:: WORK INSTRUCTIONS ::
Omit every picture, then give all the entries again exactly.

:: THE DATA ::
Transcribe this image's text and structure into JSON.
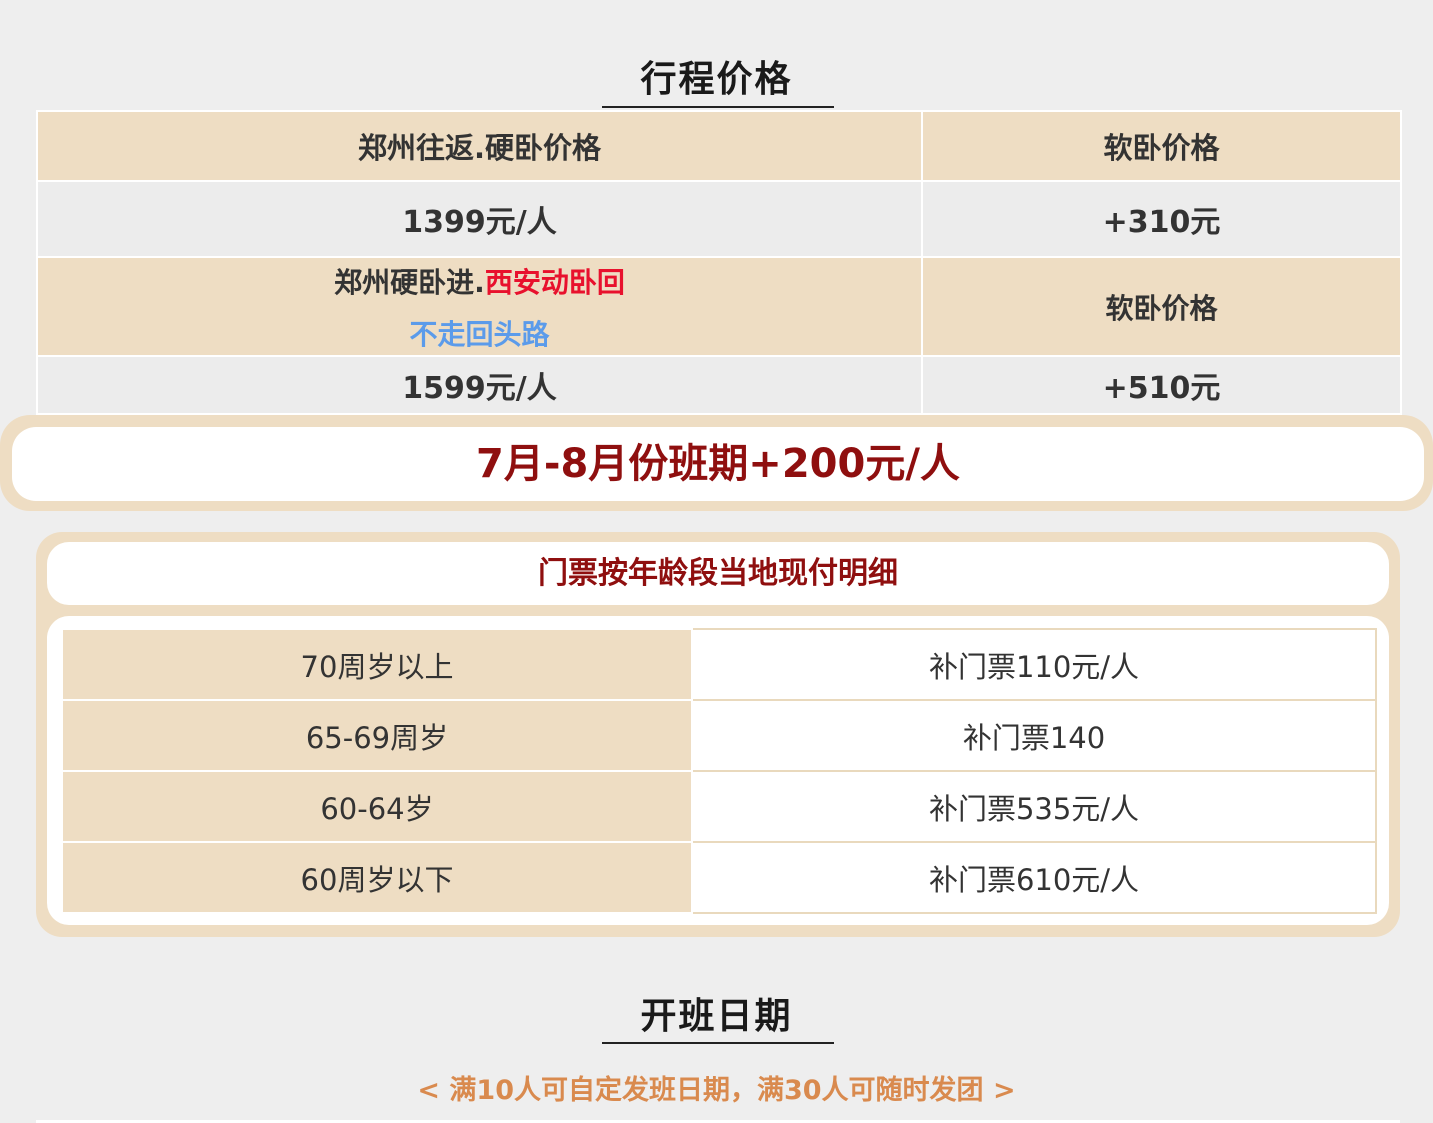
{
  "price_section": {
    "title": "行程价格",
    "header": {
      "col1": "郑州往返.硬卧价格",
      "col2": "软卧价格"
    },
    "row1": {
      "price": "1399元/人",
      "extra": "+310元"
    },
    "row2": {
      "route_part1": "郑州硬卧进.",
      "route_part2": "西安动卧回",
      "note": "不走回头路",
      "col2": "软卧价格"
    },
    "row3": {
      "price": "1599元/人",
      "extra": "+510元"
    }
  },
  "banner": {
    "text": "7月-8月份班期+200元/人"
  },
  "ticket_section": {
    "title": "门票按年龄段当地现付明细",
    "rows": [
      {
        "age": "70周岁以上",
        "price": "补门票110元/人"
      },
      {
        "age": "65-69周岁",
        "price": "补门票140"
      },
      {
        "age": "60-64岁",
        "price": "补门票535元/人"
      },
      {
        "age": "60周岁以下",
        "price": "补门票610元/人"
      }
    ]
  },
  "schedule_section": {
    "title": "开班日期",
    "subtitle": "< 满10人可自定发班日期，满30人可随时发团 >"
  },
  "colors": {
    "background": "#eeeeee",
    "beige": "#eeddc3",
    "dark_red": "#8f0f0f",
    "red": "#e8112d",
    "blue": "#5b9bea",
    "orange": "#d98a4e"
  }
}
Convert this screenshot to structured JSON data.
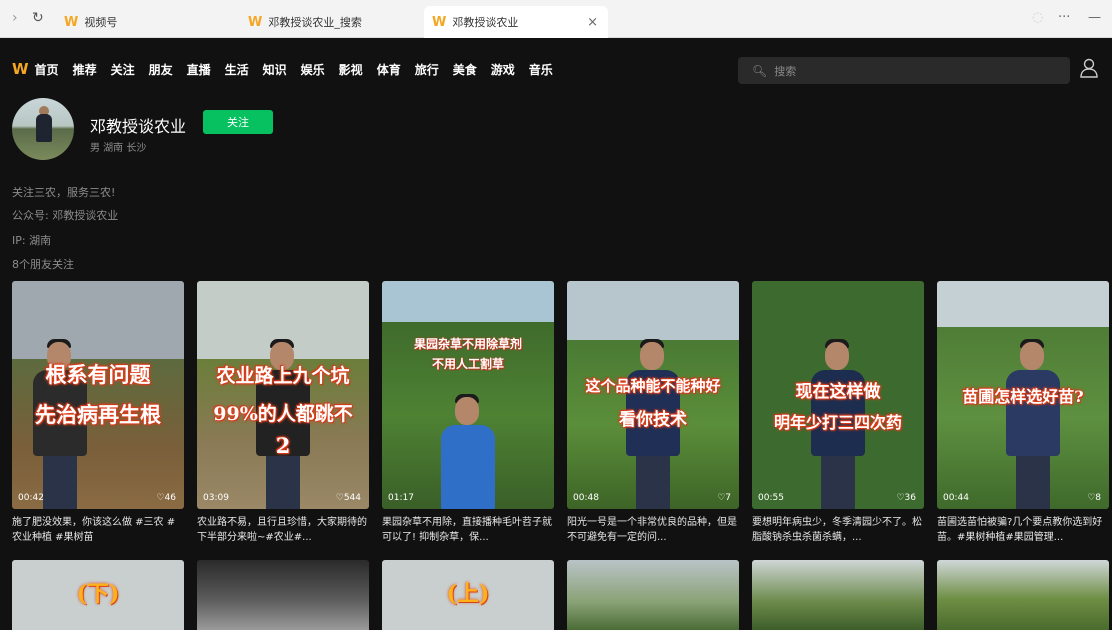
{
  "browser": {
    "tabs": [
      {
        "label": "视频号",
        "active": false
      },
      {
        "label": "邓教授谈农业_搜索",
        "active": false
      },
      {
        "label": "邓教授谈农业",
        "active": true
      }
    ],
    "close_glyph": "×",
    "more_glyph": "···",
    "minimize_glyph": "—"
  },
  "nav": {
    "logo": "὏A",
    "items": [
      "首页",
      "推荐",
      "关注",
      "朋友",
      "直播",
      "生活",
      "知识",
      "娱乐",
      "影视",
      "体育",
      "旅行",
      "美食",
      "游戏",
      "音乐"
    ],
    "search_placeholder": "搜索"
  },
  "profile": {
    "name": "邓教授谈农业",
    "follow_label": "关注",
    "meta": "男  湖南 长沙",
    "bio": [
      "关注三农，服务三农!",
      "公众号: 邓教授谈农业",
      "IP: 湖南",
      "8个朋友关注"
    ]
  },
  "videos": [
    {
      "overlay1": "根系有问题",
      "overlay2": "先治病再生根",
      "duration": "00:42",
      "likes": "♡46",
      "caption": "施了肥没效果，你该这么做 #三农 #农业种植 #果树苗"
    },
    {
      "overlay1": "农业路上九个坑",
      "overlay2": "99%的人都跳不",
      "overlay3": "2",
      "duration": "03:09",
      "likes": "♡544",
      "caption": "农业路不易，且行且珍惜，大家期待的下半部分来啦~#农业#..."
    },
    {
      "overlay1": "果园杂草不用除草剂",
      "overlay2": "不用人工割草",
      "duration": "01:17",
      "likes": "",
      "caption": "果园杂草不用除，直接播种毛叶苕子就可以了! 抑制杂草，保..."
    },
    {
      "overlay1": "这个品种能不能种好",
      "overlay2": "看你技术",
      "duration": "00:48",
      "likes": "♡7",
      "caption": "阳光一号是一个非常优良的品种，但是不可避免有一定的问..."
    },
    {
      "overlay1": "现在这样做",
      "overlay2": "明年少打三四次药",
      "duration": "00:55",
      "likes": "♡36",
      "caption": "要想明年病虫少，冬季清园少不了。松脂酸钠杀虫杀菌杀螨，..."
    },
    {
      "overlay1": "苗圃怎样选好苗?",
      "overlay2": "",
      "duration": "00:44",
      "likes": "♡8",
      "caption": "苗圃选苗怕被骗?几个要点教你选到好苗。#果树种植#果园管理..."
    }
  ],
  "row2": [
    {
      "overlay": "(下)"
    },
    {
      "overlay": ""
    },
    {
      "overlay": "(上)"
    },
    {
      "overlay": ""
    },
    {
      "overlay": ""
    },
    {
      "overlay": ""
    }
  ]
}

:: ANSWER TO THE PROBLEM ::
Transcribe this image's text and structure into JSON.
{
  "price_section": {
    "title": "行程价格",
    "header": {
      "col1": "郑州往返.硬卧价格",
      "col2": "软卧价格"
    },
    "row1": {
      "price": "1399元/人",
      "extra": "+310元"
    },
    "row2": {
      "route_part1": "郑州硬卧进.",
      "route_part2": "西安动卧回",
      "note": "不走回头路",
      "col2": "软卧价格"
    },
    "row3": {
      "price": "1599元/人",
      "extra": "+510元"
    }
  },
  "banner": {
    "text": "7月-8月份班期+200元/人"
  },
  "ticket_section": {
    "title": "门票按年龄段当地现付明细",
    "rows": [
      {
        "age": "70周岁以上",
        "price": "补门票110元/人"
      },
      {
        "age": "65-69周岁",
        "price": "补门票140"
      },
      {
        "age": "60-64岁",
        "price": "补门票535元/人"
      },
      {
        "age": "60周岁以下",
        "price": "补门票610元/人"
      }
    ]
  },
  "schedule_section": {
    "title": "开班日期",
    "subtitle": "< 满10人可自定发班日期，满30人可随时发团 >"
  },
  "colors": {
    "background": "#eeeeee",
    "beige": "#eeddc3",
    "dark_red": "#8f0f0f",
    "red": "#e8112d",
    "blue": "#5b9bea",
    "orange": "#d98a4e"
  }
}
Convert this screenshot to structured JSON data.
{
  "browser": {
    "tabs": [
      {
        "label": "视频号",
        "active": false
      },
      {
        "label": "邓教授谈农业_搜索",
        "active": false
      },
      {
        "label": "邓教授谈农业",
        "active": true
      }
    ],
    "close_glyph": "×",
    "more_glyph": "···",
    "minimize_glyph": "—"
  },
  "nav": {
    "logo": "὏A",
    "items": [
      "首页",
      "推荐",
      "关注",
      "朋友",
      "直播",
      "生活",
      "知识",
      "娱乐",
      "影视",
      "体育",
      "旅行",
      "美食",
      "游戏",
      "音乐"
    ],
    "search_placeholder": "搜索"
  },
  "profile": {
    "name": "邓教授谈农业",
    "follow_label": "关注",
    "meta": "男  湖南 长沙",
    "bio": [
      "关注三农，服务三农!",
      "公众号: 邓教授谈农业",
      "IP: 湖南",
      "8个朋友关注"
    ]
  },
  "videos": [
    {
      "overlay1": "根系有问题",
      "overlay2": "先治病再生根",
      "duration": "00:42",
      "likes": "♡46",
      "caption": "施了肥没效果，你该这么做 #三农 #农业种植 #果树苗"
    },
    {
      "overlay1": "农业路上九个坑",
      "overlay2": "99%的人都跳不",
      "overlay3": "2",
      "duration": "03:09",
      "likes": "♡544",
      "caption": "农业路不易，且行且珍惜，大家期待的下半部分来啦~#农业#..."
    },
    {
      "overlay1": "果园杂草不用除草剂",
      "overlay2": "不用人工割草",
      "duration": "01:17",
      "likes": "",
      "caption": "果园杂草不用除，直接播种毛叶苕子就可以了! 抑制杂草，保..."
    },
    {
      "overlay1": "这个品种能不能种好",
      "overlay2": "看你技术",
      "duration": "00:48",
      "likes": "♡7",
      "caption": "阳光一号是一个非常优良的品种，但是不可避免有一定的问..."
    },
    {
      "overlay1": "现在这样做",
      "overlay2": "明年少打三四次药",
      "duration": "00:55",
      "likes": "♡36",
      "caption": "要想明年病虫少，冬季清园少不了。松脂酸钠杀虫杀菌杀螨，..."
    },
    {
      "overlay1": "苗圃怎样选好苗?",
      "overlay2": "",
      "duration": "00:44",
      "likes": "♡8",
      "caption": "苗圃选苗怕被骗?几个要点教你选到好苗。#果树种植#果园管理..."
    }
  ],
  "row2": [
    {
      "overlay": "(下)"
    },
    {
      "overlay": ""
    },
    {
      "overlay": "(上)"
    },
    {
      "overlay": ""
    },
    {
      "overlay": ""
    },
    {
      "overlay": ""
    }
  ]
}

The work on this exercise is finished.